» **What this task involves**
Make an exact copy of the entries below with the pictures removed.

Items from a data source

══════════════════════════════

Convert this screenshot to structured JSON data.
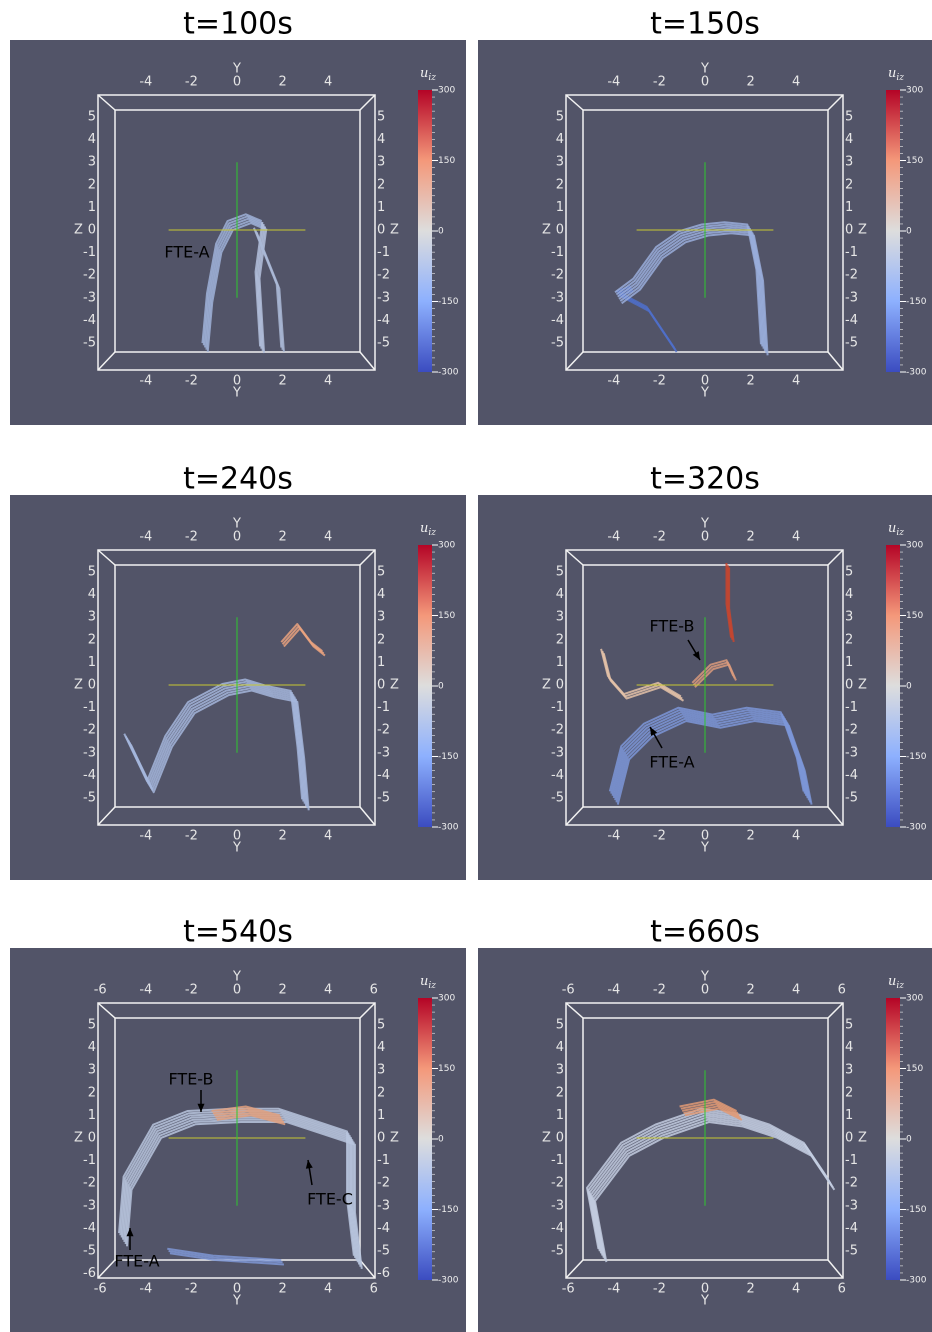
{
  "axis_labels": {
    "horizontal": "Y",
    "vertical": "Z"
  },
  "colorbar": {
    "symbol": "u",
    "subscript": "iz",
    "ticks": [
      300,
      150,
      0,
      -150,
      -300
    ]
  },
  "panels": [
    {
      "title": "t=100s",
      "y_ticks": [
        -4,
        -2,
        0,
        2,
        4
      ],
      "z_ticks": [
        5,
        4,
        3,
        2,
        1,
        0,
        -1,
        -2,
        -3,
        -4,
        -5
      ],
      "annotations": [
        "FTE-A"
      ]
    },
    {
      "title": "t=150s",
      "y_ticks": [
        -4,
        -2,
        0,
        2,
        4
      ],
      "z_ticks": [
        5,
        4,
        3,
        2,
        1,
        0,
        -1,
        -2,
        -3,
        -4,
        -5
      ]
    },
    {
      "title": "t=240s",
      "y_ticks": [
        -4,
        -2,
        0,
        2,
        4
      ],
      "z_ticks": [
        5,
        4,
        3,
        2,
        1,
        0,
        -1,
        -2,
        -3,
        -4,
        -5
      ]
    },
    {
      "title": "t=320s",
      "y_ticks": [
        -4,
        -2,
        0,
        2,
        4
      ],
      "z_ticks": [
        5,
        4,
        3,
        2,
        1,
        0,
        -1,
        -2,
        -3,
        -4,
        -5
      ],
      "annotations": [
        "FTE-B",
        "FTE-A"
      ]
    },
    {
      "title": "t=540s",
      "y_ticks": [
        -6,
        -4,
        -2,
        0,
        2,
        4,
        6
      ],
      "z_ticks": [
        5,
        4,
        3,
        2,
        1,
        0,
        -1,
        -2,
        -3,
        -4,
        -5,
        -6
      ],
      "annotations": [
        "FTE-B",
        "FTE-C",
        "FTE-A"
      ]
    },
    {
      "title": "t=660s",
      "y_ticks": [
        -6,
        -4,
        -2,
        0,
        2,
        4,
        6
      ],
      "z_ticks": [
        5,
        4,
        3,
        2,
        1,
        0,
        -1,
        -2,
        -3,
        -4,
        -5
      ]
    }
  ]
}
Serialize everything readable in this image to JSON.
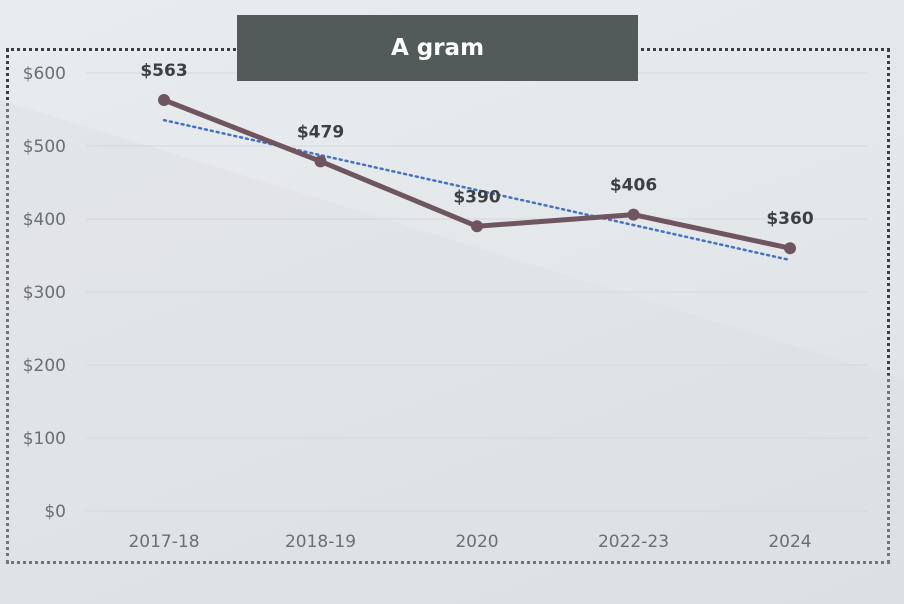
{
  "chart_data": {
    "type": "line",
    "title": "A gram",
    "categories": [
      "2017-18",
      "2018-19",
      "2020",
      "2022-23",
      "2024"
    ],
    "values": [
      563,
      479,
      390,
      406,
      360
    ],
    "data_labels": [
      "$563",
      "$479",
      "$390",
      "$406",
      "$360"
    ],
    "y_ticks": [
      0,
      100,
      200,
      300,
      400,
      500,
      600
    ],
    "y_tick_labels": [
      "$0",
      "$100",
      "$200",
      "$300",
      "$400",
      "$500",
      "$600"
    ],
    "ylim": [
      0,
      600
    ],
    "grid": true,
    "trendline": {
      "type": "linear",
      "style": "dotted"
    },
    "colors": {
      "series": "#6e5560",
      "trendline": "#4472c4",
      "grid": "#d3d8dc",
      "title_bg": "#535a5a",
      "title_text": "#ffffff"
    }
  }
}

══════════════════════════════

» **Result of this exercise**
Convert this screenshot to structured JSON data.
{
  "axis_labels": {
    "horizontal": "Y",
    "vertical": "Z"
  },
  "colorbar": {
    "symbol": "u",
    "subscript": "iz",
    "ticks": [
      300,
      150,
      0,
      -150,
      -300
    ]
  },
  "panels": [
    {
      "title": "t=100s",
      "y_ticks": [
        -4,
        -2,
        0,
        2,
        4
      ],
      "z_ticks": [
        5,
        4,
        3,
        2,
        1,
        0,
        -1,
        -2,
        -3,
        -4,
        -5
      ],
      "annotations": [
        "FTE-A"
      ]
    },
    {
      "title": "t=150s",
      "y_ticks": [
        -4,
        -2,
        0,
        2,
        4
      ],
      "z_ticks": [
        5,
        4,
        3,
        2,
        1,
        0,
        -1,
        -2,
        -3,
        -4,
        -5
      ]
    },
    {
      "title": "t=240s",
      "y_ticks": [
        -4,
        -2,
        0,
        2,
        4
      ],
      "z_ticks": [
        5,
        4,
        3,
        2,
        1,
        0,
        -1,
        -2,
        -3,
        -4,
        -5
      ]
    },
    {
      "title": "t=320s",
      "y_ticks": [
        -4,
        -2,
        0,
        2,
        4
      ],
      "z_ticks": [
        5,
        4,
        3,
        2,
        1,
        0,
        -1,
        -2,
        -3,
        -4,
        -5
      ],
      "annotations": [
        "FTE-B",
        "FTE-A"
      ]
    },
    {
      "title": "t=540s",
      "y_ticks": [
        -6,
        -4,
        -2,
        0,
        2,
        4,
        6
      ],
      "z_ticks": [
        5,
        4,
        3,
        2,
        1,
        0,
        -1,
        -2,
        -3,
        -4,
        -5,
        -6
      ],
      "annotations": [
        "FTE-B",
        "FTE-C",
        "FTE-A"
      ]
    },
    {
      "title": "t=660s",
      "y_ticks": [
        -6,
        -4,
        -2,
        0,
        2,
        4,
        6
      ],
      "z_ticks": [
        5,
        4,
        3,
        2,
        1,
        0,
        -1,
        -2,
        -3,
        -4,
        -5
      ]
    }
  ]
}
Serialize everything readable in this image to JSON.
{
  "chart_data": {
    "type": "line",
    "title": "A gram",
    "categories": [
      "2017-18",
      "2018-19",
      "2020",
      "2022-23",
      "2024"
    ],
    "values": [
      563,
      479,
      390,
      406,
      360
    ],
    "data_labels": [
      "$563",
      "$479",
      "$390",
      "$406",
      "$360"
    ],
    "y_ticks": [
      0,
      100,
      200,
      300,
      400,
      500,
      600
    ],
    "y_tick_labels": [
      "$0",
      "$100",
      "$200",
      "$300",
      "$400",
      "$500",
      "$600"
    ],
    "ylim": [
      0,
      600
    ],
    "grid": true,
    "trendline": {
      "type": "linear",
      "style": "dotted"
    },
    "colors": {
      "series": "#6e5560",
      "trendline": "#4472c4",
      "grid": "#d3d8dc",
      "title_bg": "#535a5a",
      "title_text": "#ffffff"
    }
  }
}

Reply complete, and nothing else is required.